What the task requires:
Nothing in the data should change when you return it, but leave the pictures out.

Given data:

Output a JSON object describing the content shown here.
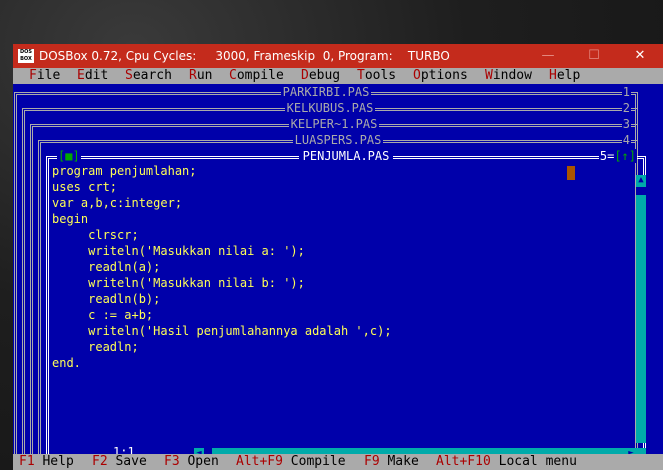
{
  "window": {
    "title": "DOSBox 0.72, Cpu Cycles:     3000, Frameskip  0, Program:    TURBO",
    "icon_text": "DOS BOX",
    "minimize_glyph": "—",
    "maximize_glyph": "☐",
    "close_glyph": "✕"
  },
  "menu": {
    "items": [
      {
        "hotkey": "F",
        "rest": "ile"
      },
      {
        "hotkey": "E",
        "rest": "dit"
      },
      {
        "hotkey": "S",
        "rest": "earch"
      },
      {
        "hotkey": "R",
        "rest": "un"
      },
      {
        "hotkey": "C",
        "rest": "ompile"
      },
      {
        "hotkey": "D",
        "rest": "ebug"
      },
      {
        "hotkey": "T",
        "rest": "ools"
      },
      {
        "hotkey": "O",
        "rest": "ptions"
      },
      {
        "hotkey": "W",
        "rest": "indow"
      },
      {
        "hotkey": "H",
        "rest": "elp"
      }
    ]
  },
  "background_windows": [
    {
      "title": "PARKIRBI.PAS",
      "number": "1"
    },
    {
      "title": "KELKUBUS.PAS",
      "number": "2"
    },
    {
      "title": "KELPER~1.PAS",
      "number": "3"
    },
    {
      "title": "LUASPERS.PAS",
      "number": "4"
    }
  ],
  "editor": {
    "title": "PENJUMLA.PAS",
    "number": "5",
    "close_box": "[■]",
    "zoom_glyph": "[↑]",
    "cursor_position": "1:1",
    "code_lines": [
      "program penjumlahan;",
      "uses crt;",
      "var a,b,c:integer;",
      "begin",
      "     clrscr;",
      "     writeln('Masukkan nilai a: ');",
      "     readln(a);",
      "     writeln('Masukkan nilai b: ');",
      "     readln(b);",
      "     c := a+b;",
      "     writeln('Hasil penjumlahannya adalah ',c);",
      "     readln;",
      "end."
    ]
  },
  "status": {
    "items": [
      {
        "key": "F1",
        "label": "Help"
      },
      {
        "key": "F2",
        "label": "Save"
      },
      {
        "key": "F3",
        "label": "Open"
      },
      {
        "key": "Alt+F9",
        "label": "Compile"
      },
      {
        "key": "F9",
        "label": "Make"
      },
      {
        "key": "Alt+F10",
        "label": "Local menu"
      }
    ]
  },
  "colors": {
    "title_bar": "#c42b1c",
    "dos_background": "#0000aa",
    "code_text": "#ffff55",
    "menu_background": "#aaaaaa",
    "hotkey": "#aa0000"
  }
}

Worked answer:
Output a JSON object describing the content shown here.
{
  "window": {
    "title": "DOSBox 0.72, Cpu Cycles:     3000, Frameskip  0, Program:    TURBO",
    "icon_text": "DOS BOX",
    "minimize_glyph": "—",
    "maximize_glyph": "☐",
    "close_glyph": "✕"
  },
  "menu": {
    "items": [
      {
        "hotkey": "F",
        "rest": "ile"
      },
      {
        "hotkey": "E",
        "rest": "dit"
      },
      {
        "hotkey": "S",
        "rest": "earch"
      },
      {
        "hotkey": "R",
        "rest": "un"
      },
      {
        "hotkey": "C",
        "rest": "ompile"
      },
      {
        "hotkey": "D",
        "rest": "ebug"
      },
      {
        "hotkey": "T",
        "rest": "ools"
      },
      {
        "hotkey": "O",
        "rest": "ptions"
      },
      {
        "hotkey": "W",
        "rest": "indow"
      },
      {
        "hotkey": "H",
        "rest": "elp"
      }
    ]
  },
  "background_windows": [
    {
      "title": "PARKIRBI.PAS",
      "number": "1"
    },
    {
      "title": "KELKUBUS.PAS",
      "number": "2"
    },
    {
      "title": "KELPER~1.PAS",
      "number": "3"
    },
    {
      "title": "LUASPERS.PAS",
      "number": "4"
    }
  ],
  "editor": {
    "title": "PENJUMLA.PAS",
    "number": "5",
    "close_box": "[■]",
    "zoom_glyph": "[↑]",
    "cursor_position": "1:1",
    "code_lines": [
      "program penjumlahan;",
      "uses crt;",
      "var a,b,c:integer;",
      "begin",
      "     clrscr;",
      "     writeln('Masukkan nilai a: ');",
      "     readln(a);",
      "     writeln('Masukkan nilai b: ');",
      "     readln(b);",
      "     c := a+b;",
      "     writeln('Hasil penjumlahannya adalah ',c);",
      "     readln;",
      "end."
    ]
  },
  "status": {
    "items": [
      {
        "key": "F1",
        "label": "Help"
      },
      {
        "key": "F2",
        "label": "Save"
      },
      {
        "key": "F3",
        "label": "Open"
      },
      {
        "key": "Alt+F9",
        "label": "Compile"
      },
      {
        "key": "F9",
        "label": "Make"
      },
      {
        "key": "Alt+F10",
        "label": "Local menu"
      }
    ]
  },
  "colors": {
    "title_bar": "#c42b1c",
    "dos_background": "#0000aa",
    "code_text": "#ffff55",
    "menu_background": "#aaaaaa",
    "hotkey": "#aa0000"
  }
}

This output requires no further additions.